| EXERCISE DESCRIPTION |
Which lines hold the word "Scanner"? Show each of them.

| EXERCISE DATA |
######

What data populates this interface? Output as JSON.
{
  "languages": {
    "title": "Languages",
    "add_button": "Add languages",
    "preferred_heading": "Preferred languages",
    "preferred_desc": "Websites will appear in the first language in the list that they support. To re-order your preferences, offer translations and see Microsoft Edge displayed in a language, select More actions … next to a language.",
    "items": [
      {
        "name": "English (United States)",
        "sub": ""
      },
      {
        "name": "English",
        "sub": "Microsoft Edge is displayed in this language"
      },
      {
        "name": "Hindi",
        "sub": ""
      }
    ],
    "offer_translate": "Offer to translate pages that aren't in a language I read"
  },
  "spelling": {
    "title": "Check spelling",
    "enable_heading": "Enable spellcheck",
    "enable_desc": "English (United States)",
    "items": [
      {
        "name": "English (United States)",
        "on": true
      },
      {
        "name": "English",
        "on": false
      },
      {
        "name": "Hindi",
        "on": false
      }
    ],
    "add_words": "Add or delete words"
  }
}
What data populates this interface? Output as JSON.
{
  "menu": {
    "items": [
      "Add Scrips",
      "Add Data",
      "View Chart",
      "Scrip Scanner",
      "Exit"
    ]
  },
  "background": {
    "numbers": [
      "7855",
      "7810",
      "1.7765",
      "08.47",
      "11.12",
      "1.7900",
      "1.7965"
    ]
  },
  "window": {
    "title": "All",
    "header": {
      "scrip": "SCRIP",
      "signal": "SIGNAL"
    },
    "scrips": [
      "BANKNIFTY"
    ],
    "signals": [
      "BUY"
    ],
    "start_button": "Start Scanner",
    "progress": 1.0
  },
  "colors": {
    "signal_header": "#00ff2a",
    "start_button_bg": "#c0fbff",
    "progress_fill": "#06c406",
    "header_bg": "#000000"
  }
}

######

| RIGHT ANSWER |
      "Scrip Scanner",
    "start_button": "Start Scanner",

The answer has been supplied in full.